WHAT IS ASKED: Will you write out all the entries below exactly?

DATASET EXCERPTS:
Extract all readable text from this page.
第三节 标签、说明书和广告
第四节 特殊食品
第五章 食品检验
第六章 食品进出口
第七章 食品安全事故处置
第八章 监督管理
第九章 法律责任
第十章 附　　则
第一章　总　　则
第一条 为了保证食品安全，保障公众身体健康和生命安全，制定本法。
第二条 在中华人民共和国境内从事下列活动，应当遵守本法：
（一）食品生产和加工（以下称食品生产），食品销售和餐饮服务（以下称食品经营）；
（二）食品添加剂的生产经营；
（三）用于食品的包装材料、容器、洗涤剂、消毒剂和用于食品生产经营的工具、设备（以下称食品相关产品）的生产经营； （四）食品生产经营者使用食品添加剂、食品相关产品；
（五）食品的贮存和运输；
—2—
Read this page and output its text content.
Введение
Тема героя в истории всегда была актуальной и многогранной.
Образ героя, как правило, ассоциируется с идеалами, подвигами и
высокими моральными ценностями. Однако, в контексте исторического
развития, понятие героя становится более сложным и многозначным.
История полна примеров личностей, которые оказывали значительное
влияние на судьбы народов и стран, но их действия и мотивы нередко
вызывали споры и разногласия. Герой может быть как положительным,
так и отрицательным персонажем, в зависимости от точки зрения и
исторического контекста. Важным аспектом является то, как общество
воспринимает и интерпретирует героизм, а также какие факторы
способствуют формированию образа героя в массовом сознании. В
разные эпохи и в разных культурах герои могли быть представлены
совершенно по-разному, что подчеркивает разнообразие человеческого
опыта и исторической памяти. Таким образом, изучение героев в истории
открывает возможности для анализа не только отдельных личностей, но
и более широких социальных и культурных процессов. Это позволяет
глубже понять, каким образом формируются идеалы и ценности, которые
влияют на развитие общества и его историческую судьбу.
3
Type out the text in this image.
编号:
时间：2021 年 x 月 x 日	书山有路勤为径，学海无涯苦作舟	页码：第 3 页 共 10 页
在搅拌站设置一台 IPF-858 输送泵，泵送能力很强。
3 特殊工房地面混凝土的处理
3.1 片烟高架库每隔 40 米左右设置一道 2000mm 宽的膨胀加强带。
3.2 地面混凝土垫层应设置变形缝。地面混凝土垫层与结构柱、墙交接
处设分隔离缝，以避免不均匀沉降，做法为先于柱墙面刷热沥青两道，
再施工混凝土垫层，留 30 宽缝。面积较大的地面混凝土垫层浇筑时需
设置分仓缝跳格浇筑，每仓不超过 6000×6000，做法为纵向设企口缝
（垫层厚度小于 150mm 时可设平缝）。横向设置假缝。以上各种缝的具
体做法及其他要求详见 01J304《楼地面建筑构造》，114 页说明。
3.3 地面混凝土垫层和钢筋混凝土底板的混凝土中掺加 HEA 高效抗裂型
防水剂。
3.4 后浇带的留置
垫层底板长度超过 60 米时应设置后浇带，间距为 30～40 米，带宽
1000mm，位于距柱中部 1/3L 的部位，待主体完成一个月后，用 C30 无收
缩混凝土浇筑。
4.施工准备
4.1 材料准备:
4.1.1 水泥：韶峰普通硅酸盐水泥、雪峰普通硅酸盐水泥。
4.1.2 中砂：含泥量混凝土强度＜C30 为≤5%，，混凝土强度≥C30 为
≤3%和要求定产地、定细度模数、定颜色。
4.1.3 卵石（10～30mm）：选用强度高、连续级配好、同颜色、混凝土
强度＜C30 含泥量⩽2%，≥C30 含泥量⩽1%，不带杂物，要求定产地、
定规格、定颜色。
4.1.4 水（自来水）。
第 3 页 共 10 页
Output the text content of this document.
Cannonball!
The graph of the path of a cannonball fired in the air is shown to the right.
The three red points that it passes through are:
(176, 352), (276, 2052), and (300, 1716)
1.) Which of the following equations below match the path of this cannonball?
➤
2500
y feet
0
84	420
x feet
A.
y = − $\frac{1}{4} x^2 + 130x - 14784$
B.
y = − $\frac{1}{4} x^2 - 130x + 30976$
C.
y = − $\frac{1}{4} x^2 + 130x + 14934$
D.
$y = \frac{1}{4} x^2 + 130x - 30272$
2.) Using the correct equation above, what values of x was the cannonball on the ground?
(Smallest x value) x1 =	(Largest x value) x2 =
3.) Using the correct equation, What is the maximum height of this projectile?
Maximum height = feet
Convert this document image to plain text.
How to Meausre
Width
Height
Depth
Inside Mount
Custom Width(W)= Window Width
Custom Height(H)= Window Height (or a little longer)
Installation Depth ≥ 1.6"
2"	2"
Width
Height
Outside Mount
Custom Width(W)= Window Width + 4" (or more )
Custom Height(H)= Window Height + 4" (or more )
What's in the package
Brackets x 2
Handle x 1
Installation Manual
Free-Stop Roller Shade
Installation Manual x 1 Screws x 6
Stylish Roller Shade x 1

RESULT FOR THIS EXERCISE:
Extract all readable text from this page.
第三节 标签、说明书和广告
第四节 特殊食品
第五章 食品检验
第六章 食品进出口
第七章 食品安全事故处置
第八章 监督管理
第九章 法律责任
第十章 附　　则
第一章　总　　则
第一条 为了保证食品安全，保障公众身体健康和生命安全，制定本法。
第二条 在中华人民共和国境内从事下列活动，应当遵守本法：
（一）食品生产和加工（以下称食品生产），食品销售和餐饮服务（以下称食品经营）；
（二）食品添加剂的生产经营；
（三）用于食品的包装材料、容器、洗涤剂、消毒剂和用于食品生产经营的工具、设备（以下称食品相关产品）的生产经营； （四）食品生产经营者使用食品添加剂、食品相关产品；
（五）食品的贮存和运输；
—2—
Read this page and output its text content.
Введение
Тема героя в истории всегда была актуальной и многогранной.
Образ героя, как правило, ассоциируется с идеалами, подвигами и
высокими моральными ценностями. Однако, в контексте исторического
развития, понятие героя становится более сложным и многозначным.
История полна примеров личностей, которые оказывали значительное
влияние на судьбы народов и стран, но их действия и мотивы нередко
вызывали споры и разногласия. Герой может быть как положительным,
так и отрицательным персонажем, в зависимости от точки зрения и
исторического контекста. Важным аспектом является то, как общество
воспринимает и интерпретирует героизм, а также какие факторы
способствуют формированию образа героя в массовом сознании. В
разные эпохи и в разных культурах герои могли быть представлены
совершенно по-разному, что подчеркивает разнообразие человеческого
опыта и исторической памяти. Таким образом, изучение героев в истории
открывает возможности для анализа не только отдельных личностей, но
и более широких социальных и культурных процессов. Это позволяет
глубже понять, каким образом формируются идеалы и ценности, которые
влияют на развитие общества и его историческую судьбу.
3
Type out the text in this image.
编号:
时间：2021 年 x 月 x 日	书山有路勤为径，学海无涯苦作舟	页码：第 3 页 共 10 页
在搅拌站设置一台 IPF-858 输送泵，泵送能力很强。
3 特殊工房地面混凝土的处理
3.1 片烟高架库每隔 40 米左右设置一道 2000mm 宽的膨胀加强带。
3.2 地面混凝土垫层应设置变形缝。地面混凝土垫层与结构柱、墙交接
处设分隔离缝，以避免不均匀沉降，做法为先于柱墙面刷热沥青两道，
再施工混凝土垫层，留 30 宽缝。面积较大的地面混凝土垫层浇筑时需
设置分仓缝跳格浇筑，每仓不超过 6000×6000，做法为纵向设企口缝
（垫层厚度小于 150mm 时可设平缝）。横向设置假缝。以上各种缝的具
体做法及其他要求详见 01J304《楼地面建筑构造》，114 页说明。
3.3 地面混凝土垫层和钢筋混凝土底板的混凝土中掺加 HEA 高效抗裂型
防水剂。
3.4 后浇带的留置
垫层底板长度超过 60 米时应设置后浇带，间距为 30～40 米，带宽
1000mm，位于距柱中部 1/3L 的部位，待主体完成一个月后，用 C30 无收
缩混凝土浇筑。
4.施工准备
4.1 材料准备:
4.1.1 水泥：韶峰普通硅酸盐水泥、雪峰普通硅酸盐水泥。
4.1.2 中砂：含泥量混凝土强度＜C30 为≤5%，，混凝土强度≥C30 为
≤3%和要求定产地、定细度模数、定颜色。
4.1.3 卵石（10～30mm）：选用强度高、连续级配好、同颜色、混凝土
强度＜C30 含泥量⩽2%，≥C30 含泥量⩽1%，不带杂物，要求定产地、
定规格、定颜色。
4.1.4 水（自来水）。
第 3 页 共 10 页
Output the text content of this document.
Cannonball!
The graph of the path of a cannonball fired in the air is shown to the right.
The three red points that it passes through are:
(176, 352), (276, 2052), and (300, 1716)
1.) Which of the following equations below match the path of this cannonball?
➤
2500
y feet
0
84	420
x feet
A.
y = − $\frac{1}{4} x^2 + 130x - 14784$
B.
y = − $\frac{1}{4} x^2 - 130x + 30976$
C.
y = − $\frac{1}{4} x^2 + 130x + 14934$
D.
$y = \frac{1}{4} x^2 + 130x - 30272$
2.) Using the correct equation above, what values of x was the cannonball on the ground?
(Smallest x value) x1 =	(Largest x value) x2 =
3.) Using the correct equation, What is the maximum height of this projectile?
Maximum height = feet
Convert this document image to plain text.
How to Meausre
Width
Height
Depth
Inside Mount
Custom Width(W)= Window Width
Custom Height(H)= Window Height (or a little longer)
Installation Depth ≥ 1.6"
2"	2"
Width
Height
Outside Mount
Custom Width(W)= Window Width + 4" (or more )
Custom Height(H)= Window Height + 4" (or more )
What's in the package
Brackets x 2
Handle x 1
Installation Manual
Free-Stop Roller Shade
Installation Manual x 1 Screws x 6
Stylish Roller Shade x 1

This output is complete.